THE REQUEST » List the lines of this listing that hold the word "UserSlot".

**** EXERCISE MATERIALS

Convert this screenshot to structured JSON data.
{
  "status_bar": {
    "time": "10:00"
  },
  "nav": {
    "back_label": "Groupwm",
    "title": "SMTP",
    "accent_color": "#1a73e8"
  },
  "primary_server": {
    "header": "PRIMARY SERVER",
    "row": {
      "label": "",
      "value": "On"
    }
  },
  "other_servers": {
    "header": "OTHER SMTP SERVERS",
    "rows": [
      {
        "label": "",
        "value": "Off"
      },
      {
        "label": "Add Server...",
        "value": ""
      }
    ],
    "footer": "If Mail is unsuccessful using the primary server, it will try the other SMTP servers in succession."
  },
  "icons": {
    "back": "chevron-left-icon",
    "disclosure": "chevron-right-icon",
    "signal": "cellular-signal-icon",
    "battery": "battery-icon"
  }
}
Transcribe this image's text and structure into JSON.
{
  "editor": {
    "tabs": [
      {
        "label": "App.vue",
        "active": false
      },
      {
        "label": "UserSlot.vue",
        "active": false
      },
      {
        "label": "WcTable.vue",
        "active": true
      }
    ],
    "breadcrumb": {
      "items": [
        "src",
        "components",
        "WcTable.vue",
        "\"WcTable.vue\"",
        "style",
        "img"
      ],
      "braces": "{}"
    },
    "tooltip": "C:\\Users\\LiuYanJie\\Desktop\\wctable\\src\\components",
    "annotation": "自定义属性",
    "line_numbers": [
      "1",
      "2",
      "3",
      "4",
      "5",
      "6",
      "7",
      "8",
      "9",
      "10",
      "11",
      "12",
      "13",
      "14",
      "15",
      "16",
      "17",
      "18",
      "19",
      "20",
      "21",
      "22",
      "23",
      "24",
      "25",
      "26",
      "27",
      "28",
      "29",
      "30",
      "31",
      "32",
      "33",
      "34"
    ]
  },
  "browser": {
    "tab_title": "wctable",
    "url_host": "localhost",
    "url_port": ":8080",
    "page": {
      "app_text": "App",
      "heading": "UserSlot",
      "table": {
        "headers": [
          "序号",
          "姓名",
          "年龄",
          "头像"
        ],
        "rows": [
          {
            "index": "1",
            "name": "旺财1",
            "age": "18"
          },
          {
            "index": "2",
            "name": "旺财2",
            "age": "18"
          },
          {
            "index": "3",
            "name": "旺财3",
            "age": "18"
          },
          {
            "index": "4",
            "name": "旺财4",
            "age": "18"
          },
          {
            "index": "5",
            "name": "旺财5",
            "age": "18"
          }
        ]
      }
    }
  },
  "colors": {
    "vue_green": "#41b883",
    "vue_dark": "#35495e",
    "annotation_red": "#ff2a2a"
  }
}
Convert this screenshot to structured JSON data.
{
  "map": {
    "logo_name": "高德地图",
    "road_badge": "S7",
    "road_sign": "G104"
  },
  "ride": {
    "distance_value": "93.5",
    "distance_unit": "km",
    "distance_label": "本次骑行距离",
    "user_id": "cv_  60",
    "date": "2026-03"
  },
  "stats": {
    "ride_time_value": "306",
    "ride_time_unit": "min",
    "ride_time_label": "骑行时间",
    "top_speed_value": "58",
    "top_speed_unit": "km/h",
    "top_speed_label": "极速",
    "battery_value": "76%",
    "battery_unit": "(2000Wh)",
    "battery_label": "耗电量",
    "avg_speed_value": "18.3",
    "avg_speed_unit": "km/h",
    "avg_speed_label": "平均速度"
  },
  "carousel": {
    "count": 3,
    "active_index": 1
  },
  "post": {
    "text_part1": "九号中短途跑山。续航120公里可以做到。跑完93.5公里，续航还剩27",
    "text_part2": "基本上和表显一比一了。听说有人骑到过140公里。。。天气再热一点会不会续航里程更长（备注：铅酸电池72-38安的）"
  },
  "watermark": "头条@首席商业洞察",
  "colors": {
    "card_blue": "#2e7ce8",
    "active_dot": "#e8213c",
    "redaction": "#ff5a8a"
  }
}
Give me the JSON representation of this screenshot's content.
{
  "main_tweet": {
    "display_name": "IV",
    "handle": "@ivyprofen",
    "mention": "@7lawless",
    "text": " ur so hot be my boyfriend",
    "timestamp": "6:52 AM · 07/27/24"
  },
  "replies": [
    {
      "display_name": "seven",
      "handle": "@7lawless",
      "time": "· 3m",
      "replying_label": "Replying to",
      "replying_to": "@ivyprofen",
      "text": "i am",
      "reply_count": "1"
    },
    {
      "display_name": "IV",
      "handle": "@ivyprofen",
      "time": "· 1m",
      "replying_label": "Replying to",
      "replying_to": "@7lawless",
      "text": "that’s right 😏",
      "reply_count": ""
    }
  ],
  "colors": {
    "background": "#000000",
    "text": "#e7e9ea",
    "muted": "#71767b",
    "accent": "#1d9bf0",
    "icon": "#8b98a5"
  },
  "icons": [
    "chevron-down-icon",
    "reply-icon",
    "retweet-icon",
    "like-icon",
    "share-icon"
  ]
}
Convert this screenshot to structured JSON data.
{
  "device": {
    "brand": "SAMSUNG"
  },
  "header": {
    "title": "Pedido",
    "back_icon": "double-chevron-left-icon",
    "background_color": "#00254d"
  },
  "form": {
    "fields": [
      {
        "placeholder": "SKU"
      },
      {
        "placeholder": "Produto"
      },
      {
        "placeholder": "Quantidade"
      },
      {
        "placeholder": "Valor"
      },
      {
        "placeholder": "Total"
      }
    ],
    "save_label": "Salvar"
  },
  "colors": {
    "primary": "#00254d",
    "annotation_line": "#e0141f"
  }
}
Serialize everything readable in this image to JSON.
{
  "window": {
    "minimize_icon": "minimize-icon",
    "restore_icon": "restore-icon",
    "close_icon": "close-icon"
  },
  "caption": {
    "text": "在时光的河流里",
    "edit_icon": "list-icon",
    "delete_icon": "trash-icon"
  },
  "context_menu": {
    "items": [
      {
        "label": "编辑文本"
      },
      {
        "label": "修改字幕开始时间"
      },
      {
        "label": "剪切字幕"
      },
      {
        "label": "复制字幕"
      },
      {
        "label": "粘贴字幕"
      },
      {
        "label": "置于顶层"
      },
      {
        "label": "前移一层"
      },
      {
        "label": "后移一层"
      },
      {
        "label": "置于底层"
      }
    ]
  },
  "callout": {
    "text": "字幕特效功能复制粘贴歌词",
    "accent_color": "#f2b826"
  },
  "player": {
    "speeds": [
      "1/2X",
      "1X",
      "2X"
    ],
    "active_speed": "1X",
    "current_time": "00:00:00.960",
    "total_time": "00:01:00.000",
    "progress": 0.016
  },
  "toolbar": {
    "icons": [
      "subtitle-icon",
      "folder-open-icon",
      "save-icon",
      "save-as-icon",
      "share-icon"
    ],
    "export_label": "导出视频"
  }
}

********

RESULT FOR THIS TASK »
        "label": "UserSlot.vue",
      "heading": "UserSlot",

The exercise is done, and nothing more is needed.